* Begin RAW DATA *
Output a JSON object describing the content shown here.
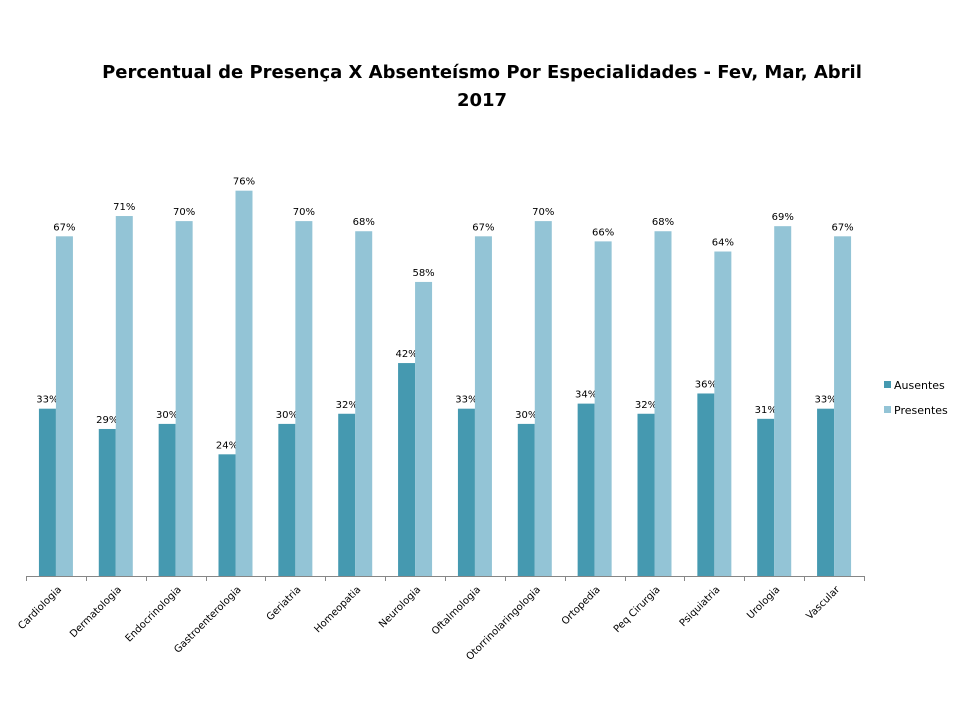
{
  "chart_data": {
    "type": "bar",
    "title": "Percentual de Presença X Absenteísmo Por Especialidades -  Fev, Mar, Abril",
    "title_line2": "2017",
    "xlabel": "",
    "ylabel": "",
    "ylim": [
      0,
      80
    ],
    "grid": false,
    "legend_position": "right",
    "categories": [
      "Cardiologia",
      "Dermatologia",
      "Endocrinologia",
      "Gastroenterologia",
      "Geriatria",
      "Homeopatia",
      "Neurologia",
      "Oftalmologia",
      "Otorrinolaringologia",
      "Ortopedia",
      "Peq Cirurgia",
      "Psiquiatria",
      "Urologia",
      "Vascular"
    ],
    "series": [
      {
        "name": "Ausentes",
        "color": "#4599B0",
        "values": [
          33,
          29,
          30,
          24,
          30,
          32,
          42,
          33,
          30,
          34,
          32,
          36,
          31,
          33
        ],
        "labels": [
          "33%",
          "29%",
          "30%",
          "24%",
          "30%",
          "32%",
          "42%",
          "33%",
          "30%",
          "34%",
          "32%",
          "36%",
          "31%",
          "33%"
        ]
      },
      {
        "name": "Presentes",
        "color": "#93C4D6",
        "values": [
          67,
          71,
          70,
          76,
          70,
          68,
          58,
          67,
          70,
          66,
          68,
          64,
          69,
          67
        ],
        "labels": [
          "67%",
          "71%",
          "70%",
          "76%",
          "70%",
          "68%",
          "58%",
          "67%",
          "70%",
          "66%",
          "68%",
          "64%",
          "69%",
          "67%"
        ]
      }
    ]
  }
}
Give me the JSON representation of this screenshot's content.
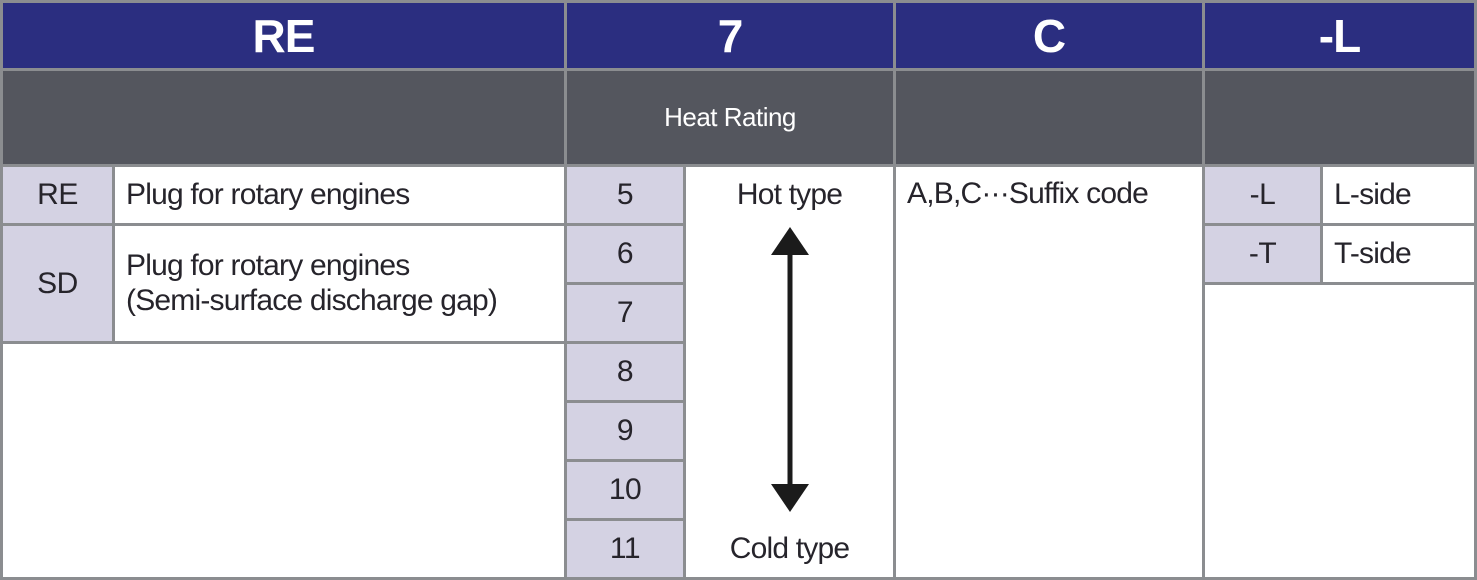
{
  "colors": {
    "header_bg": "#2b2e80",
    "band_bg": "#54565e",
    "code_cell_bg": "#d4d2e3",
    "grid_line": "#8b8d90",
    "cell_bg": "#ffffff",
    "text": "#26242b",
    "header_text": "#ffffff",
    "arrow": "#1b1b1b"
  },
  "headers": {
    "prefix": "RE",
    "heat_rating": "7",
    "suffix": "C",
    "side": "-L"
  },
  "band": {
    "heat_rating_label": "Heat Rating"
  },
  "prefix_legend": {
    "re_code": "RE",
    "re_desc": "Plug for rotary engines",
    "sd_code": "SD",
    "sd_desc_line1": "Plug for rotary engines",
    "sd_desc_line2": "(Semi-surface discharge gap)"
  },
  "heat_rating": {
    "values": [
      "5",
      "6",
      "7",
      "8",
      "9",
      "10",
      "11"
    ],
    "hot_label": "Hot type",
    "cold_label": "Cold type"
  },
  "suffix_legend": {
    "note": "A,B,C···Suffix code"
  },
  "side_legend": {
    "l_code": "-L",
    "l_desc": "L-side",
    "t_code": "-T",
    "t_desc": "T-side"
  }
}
* End RAW DATA *
__THE TASK__
Only the lines from the one containing "Give me the" through the last line of the data belong in the copy, both included and reproduced exactly. Pictures do not.

__WRITTEN RESPONSE__
Give me the JSON representation of this screenshot's content.
{
  "colors": {
    "header_bg": "#2b2e80",
    "band_bg": "#54565e",
    "code_cell_bg": "#d4d2e3",
    "grid_line": "#8b8d90",
    "cell_bg": "#ffffff",
    "text": "#26242b",
    "header_text": "#ffffff",
    "arrow": "#1b1b1b"
  },
  "headers": {
    "prefix": "RE",
    "heat_rating": "7",
    "suffix": "C",
    "side": "-L"
  },
  "band": {
    "heat_rating_label": "Heat Rating"
  },
  "prefix_legend": {
    "re_code": "RE",
    "re_desc": "Plug for rotary engines",
    "sd_code": "SD",
    "sd_desc_line1": "Plug for rotary engines",
    "sd_desc_line2": "(Semi-surface discharge gap)"
  },
  "heat_rating": {
    "values": [
      "5",
      "6",
      "7",
      "8",
      "9",
      "10",
      "11"
    ],
    "hot_label": "Hot type",
    "cold_label": "Cold type"
  },
  "suffix_legend": {
    "note": "A,B,C···Suffix code"
  },
  "side_legend": {
    "l_code": "-L",
    "l_desc": "L-side",
    "t_code": "-T",
    "t_desc": "T-side"
  }
}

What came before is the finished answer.